Extracted data entries
---*---
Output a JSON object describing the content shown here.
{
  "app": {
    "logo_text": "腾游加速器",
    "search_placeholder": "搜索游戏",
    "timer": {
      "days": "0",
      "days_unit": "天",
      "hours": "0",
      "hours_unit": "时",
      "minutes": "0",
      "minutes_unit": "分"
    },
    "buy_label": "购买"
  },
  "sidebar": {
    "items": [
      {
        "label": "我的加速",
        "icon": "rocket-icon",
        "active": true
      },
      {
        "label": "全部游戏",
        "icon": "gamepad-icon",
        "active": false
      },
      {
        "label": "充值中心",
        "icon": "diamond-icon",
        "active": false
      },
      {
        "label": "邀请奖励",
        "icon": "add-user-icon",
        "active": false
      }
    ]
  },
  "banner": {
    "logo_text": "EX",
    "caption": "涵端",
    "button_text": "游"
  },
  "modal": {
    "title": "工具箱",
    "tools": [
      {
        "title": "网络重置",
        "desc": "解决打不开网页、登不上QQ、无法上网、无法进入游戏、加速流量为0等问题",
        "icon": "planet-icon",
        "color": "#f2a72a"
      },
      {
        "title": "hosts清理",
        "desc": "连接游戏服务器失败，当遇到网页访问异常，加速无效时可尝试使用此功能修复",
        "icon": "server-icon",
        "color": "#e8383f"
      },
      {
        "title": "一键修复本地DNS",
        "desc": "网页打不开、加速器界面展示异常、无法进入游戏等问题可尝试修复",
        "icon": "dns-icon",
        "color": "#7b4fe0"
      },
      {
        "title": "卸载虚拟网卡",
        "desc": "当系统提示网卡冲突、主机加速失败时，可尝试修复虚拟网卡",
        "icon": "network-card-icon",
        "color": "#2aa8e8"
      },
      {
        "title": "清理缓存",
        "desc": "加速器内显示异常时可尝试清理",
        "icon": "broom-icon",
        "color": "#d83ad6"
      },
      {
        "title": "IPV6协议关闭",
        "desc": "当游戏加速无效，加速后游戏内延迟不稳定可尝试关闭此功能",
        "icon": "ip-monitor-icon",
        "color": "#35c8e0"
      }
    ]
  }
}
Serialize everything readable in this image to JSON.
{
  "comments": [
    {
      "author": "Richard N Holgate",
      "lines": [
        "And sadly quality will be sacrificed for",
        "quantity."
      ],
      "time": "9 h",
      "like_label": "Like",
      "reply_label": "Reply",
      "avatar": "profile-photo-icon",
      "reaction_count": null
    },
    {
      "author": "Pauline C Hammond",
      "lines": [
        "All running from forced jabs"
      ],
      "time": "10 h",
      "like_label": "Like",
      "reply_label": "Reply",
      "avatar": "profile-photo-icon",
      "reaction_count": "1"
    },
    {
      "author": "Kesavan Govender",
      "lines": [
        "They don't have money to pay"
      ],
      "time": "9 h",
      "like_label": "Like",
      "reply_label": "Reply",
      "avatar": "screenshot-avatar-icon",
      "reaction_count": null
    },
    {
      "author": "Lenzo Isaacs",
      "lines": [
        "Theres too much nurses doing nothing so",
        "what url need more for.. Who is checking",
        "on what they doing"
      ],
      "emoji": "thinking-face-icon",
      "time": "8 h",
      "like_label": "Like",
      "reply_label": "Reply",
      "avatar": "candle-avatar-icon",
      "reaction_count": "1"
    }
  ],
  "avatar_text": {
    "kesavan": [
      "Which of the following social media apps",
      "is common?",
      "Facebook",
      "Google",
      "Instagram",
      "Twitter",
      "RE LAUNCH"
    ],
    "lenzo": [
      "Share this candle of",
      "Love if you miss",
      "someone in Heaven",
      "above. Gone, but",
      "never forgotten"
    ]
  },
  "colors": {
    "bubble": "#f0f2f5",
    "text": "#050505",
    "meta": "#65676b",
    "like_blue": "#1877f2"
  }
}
---*---
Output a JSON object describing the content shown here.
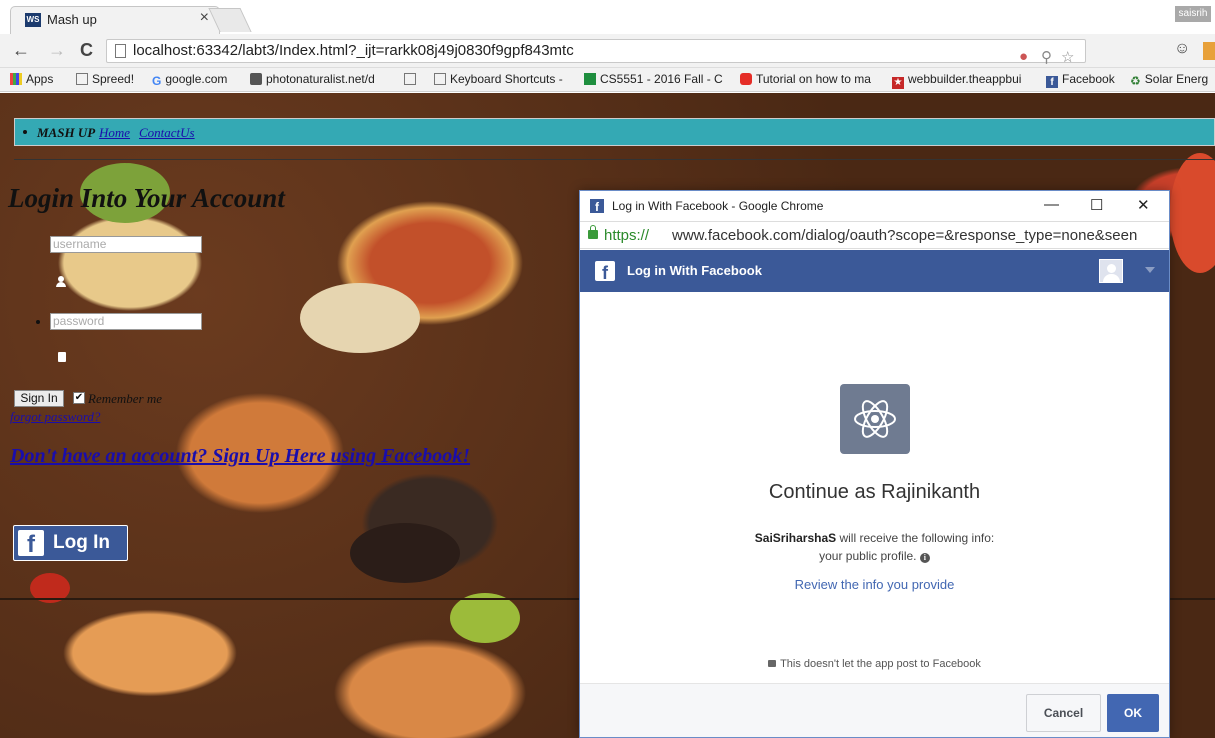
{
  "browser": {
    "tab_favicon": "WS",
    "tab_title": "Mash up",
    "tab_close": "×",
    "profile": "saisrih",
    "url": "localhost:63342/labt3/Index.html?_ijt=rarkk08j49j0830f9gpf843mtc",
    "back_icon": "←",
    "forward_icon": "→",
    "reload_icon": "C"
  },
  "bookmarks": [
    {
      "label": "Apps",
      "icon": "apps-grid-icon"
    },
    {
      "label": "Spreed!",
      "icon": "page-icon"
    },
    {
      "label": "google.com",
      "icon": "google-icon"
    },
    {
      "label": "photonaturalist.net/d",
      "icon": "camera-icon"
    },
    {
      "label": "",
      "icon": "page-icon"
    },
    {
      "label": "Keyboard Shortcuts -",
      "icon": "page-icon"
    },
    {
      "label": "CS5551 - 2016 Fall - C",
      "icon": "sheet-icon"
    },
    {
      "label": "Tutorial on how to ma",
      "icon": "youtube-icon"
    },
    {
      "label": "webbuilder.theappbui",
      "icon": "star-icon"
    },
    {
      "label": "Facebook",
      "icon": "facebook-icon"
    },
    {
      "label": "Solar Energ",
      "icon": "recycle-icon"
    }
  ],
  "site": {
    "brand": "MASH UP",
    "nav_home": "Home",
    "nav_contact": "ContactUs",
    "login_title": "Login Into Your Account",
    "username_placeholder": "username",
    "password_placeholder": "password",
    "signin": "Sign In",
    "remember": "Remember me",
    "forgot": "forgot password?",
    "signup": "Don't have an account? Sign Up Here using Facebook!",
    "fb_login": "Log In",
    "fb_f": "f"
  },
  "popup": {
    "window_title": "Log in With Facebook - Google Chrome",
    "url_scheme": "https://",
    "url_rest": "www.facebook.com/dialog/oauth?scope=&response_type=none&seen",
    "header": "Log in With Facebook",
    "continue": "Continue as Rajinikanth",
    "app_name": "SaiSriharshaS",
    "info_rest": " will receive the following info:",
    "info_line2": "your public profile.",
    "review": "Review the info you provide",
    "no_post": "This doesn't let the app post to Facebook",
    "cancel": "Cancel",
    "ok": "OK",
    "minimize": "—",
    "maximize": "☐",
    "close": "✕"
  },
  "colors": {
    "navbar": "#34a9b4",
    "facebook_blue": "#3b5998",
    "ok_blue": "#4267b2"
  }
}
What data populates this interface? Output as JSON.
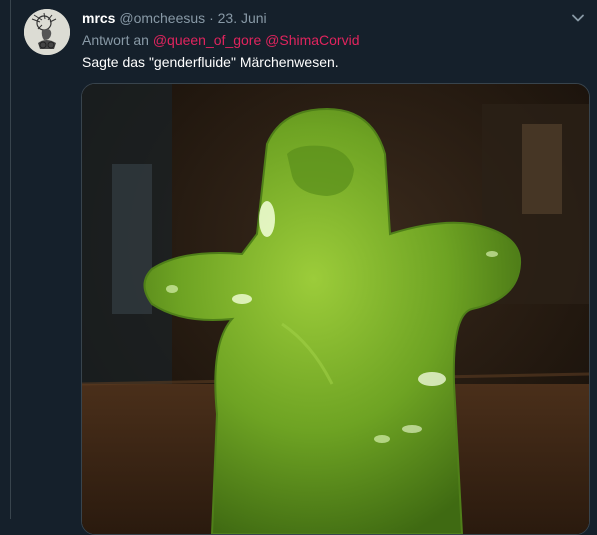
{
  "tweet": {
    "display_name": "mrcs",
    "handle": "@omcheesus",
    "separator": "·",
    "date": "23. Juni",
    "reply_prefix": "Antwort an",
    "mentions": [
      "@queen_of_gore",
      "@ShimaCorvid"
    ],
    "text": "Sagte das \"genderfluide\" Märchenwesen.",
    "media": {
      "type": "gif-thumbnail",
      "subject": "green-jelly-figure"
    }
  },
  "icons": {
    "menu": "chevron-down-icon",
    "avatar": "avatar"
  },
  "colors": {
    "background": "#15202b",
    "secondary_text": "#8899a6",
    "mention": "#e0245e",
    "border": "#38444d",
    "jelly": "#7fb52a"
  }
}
---*---
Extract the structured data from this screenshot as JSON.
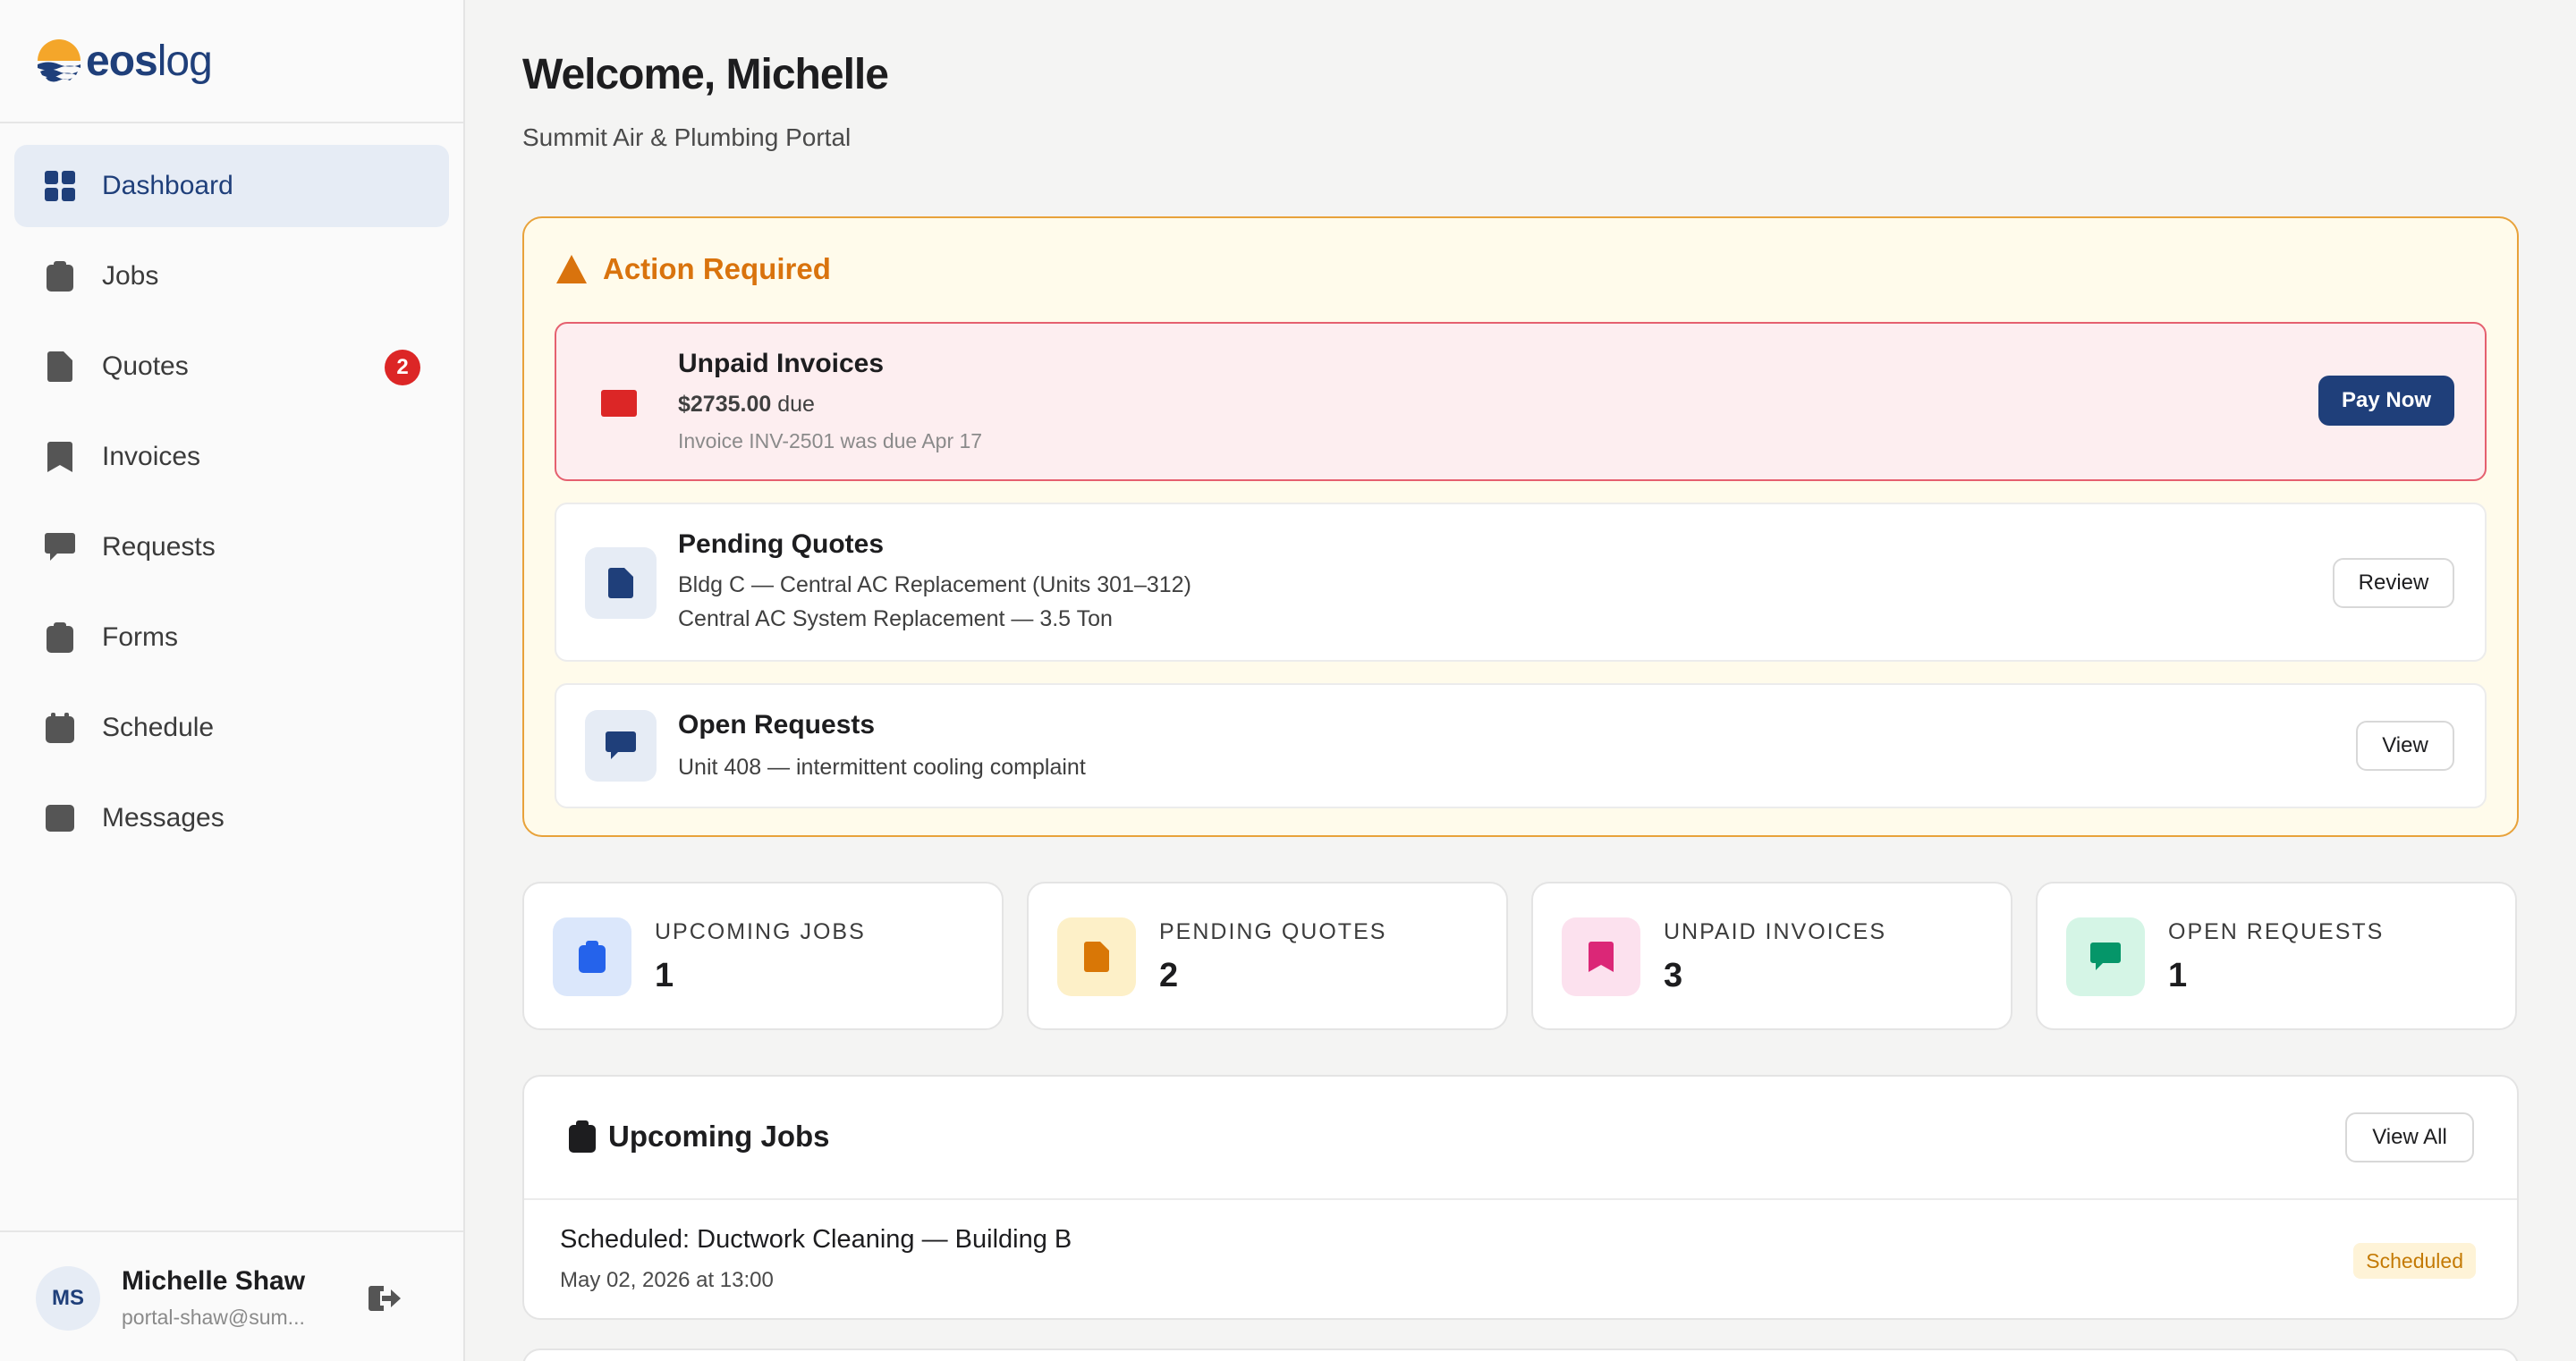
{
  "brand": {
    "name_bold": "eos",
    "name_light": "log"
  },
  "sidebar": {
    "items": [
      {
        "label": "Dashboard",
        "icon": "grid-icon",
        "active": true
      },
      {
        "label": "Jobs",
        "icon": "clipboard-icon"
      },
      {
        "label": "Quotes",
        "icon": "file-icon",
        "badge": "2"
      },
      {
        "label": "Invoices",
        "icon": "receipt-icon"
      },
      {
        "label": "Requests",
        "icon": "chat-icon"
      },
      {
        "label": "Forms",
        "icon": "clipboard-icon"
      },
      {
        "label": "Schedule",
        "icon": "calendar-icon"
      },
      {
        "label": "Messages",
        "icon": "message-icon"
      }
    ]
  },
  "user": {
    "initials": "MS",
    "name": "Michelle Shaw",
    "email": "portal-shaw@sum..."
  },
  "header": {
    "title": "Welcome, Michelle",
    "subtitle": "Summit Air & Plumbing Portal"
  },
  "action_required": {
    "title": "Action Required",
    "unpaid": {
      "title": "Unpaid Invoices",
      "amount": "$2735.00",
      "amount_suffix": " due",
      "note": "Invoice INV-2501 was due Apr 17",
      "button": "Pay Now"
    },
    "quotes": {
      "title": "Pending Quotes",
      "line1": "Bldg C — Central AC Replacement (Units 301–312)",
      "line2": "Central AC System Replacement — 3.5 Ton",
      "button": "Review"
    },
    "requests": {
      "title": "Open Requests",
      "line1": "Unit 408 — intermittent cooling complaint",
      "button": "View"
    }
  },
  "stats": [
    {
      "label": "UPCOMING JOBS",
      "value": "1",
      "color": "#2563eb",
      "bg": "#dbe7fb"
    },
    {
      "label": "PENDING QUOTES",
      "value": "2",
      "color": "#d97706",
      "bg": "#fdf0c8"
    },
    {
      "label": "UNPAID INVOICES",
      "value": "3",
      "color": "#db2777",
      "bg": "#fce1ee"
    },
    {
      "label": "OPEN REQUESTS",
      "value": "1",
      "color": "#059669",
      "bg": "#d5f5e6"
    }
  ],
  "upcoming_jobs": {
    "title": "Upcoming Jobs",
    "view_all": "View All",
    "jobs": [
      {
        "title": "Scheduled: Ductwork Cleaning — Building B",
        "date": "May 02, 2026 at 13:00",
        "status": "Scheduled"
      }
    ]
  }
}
---*---
TASK OBJECTIVE: Copy out every line from the data above that has "screenshot" in it.

CORRECT RESPONSE:
      "avatar": "screenshot-avatar-icon",
Extract the structured data from this screenshot as JSON.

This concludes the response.